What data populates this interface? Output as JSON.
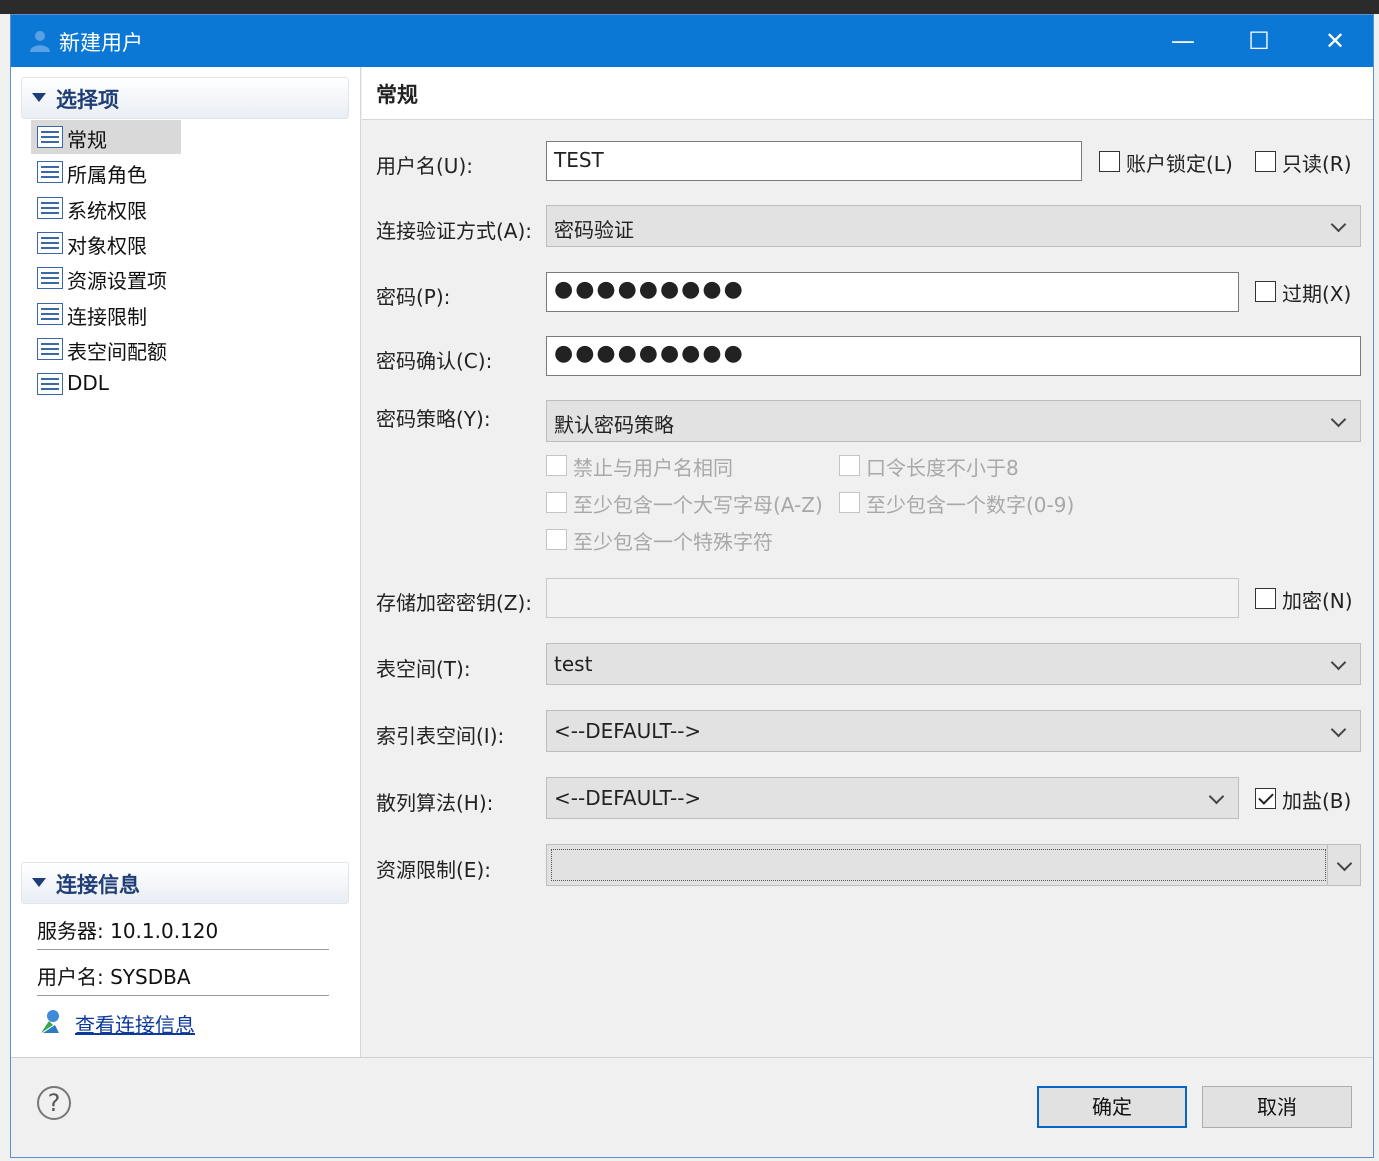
{
  "window": {
    "title": "新建用户",
    "minimize": "—",
    "maximize": "☐",
    "close": "✕"
  },
  "left": {
    "options_header": "选择项",
    "nav": [
      {
        "label": "常规",
        "selected": true
      },
      {
        "label": "所属角色"
      },
      {
        "label": "系统权限"
      },
      {
        "label": "对象权限"
      },
      {
        "label": "资源设置项"
      },
      {
        "label": "连接限制"
      },
      {
        "label": "表空间配额"
      },
      {
        "label": "DDL"
      }
    ],
    "conn_header": "连接信息",
    "server": "服务器: 10.1.0.120",
    "user": "用户名: SYSDBA",
    "view_link": "查看连接信息"
  },
  "form": {
    "section_title": "常规",
    "username_label": "用户名(U):",
    "username_value": "TEST",
    "account_lock_label": "账户锁定(L)",
    "readonly_label": "只读(R)",
    "auth_label": "连接验证方式(A):",
    "auth_value": "密码验证",
    "password_label": "密码(P):",
    "password_value": "●●●●●●●●●",
    "expire_label": "过期(X)",
    "confirm_label": "密码确认(C):",
    "confirm_value": "●●●●●●●●●",
    "policy_label": "密码策略(Y):",
    "policy_value": "默认密码策略",
    "policy_options": [
      "禁止与用户名相同",
      "口令长度不小于8",
      "至少包含一个大写字母(A-Z)",
      "至少包含一个数字(0-9)",
      "至少包含一个特殊字符"
    ],
    "storage_key_label": "存储加密密钥(Z):",
    "encrypt_label": "加密(N)",
    "tablespace_label": "表空间(T):",
    "tablespace_value": "test",
    "index_ts_label": "索引表空间(I):",
    "index_ts_value": "<--DEFAULT-->",
    "hash_label": "散列算法(H):",
    "hash_value": "<--DEFAULT-->",
    "salt_label": "加盐(B)",
    "salt_checked": true,
    "resource_label": "资源限制(E):",
    "resource_value": ""
  },
  "footer": {
    "help": "?",
    "ok": "确定",
    "cancel": "取消"
  }
}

=-=-=

### Your task
Copy the material above exactly and drop the pictures.

### Output below
What data populates this interface? Output as JSON.
{
  "window": {
    "title": "新建用户",
    "minimize": "—",
    "maximize": "☐",
    "close": "✕"
  },
  "left": {
    "options_header": "选择项",
    "nav": [
      {
        "label": "常规",
        "selected": true
      },
      {
        "label": "所属角色"
      },
      {
        "label": "系统权限"
      },
      {
        "label": "对象权限"
      },
      {
        "label": "资源设置项"
      },
      {
        "label": "连接限制"
      },
      {
        "label": "表空间配额"
      },
      {
        "label": "DDL"
      }
    ],
    "conn_header": "连接信息",
    "server": "服务器: 10.1.0.120",
    "user": "用户名: SYSDBA",
    "view_link": "查看连接信息"
  },
  "form": {
    "section_title": "常规",
    "username_label": "用户名(U):",
    "username_value": "TEST",
    "account_lock_label": "账户锁定(L)",
    "readonly_label": "只读(R)",
    "auth_label": "连接验证方式(A):",
    "auth_value": "密码验证",
    "password_label": "密码(P):",
    "password_value": "●●●●●●●●●",
    "expire_label": "过期(X)",
    "confirm_label": "密码确认(C):",
    "confirm_value": "●●●●●●●●●",
    "policy_label": "密码策略(Y):",
    "policy_value": "默认密码策略",
    "policy_options": [
      "禁止与用户名相同",
      "口令长度不小于8",
      "至少包含一个大写字母(A-Z)",
      "至少包含一个数字(0-9)",
      "至少包含一个特殊字符"
    ],
    "storage_key_label": "存储加密密钥(Z):",
    "encrypt_label": "加密(N)",
    "tablespace_label": "表空间(T):",
    "tablespace_value": "test",
    "index_ts_label": "索引表空间(I):",
    "index_ts_value": "<--DEFAULT-->",
    "hash_label": "散列算法(H):",
    "hash_value": "<--DEFAULT-->",
    "salt_label": "加盐(B)",
    "salt_checked": true,
    "resource_label": "资源限制(E):",
    "resource_value": ""
  },
  "footer": {
    "help": "?",
    "ok": "确定",
    "cancel": "取消"
  }
}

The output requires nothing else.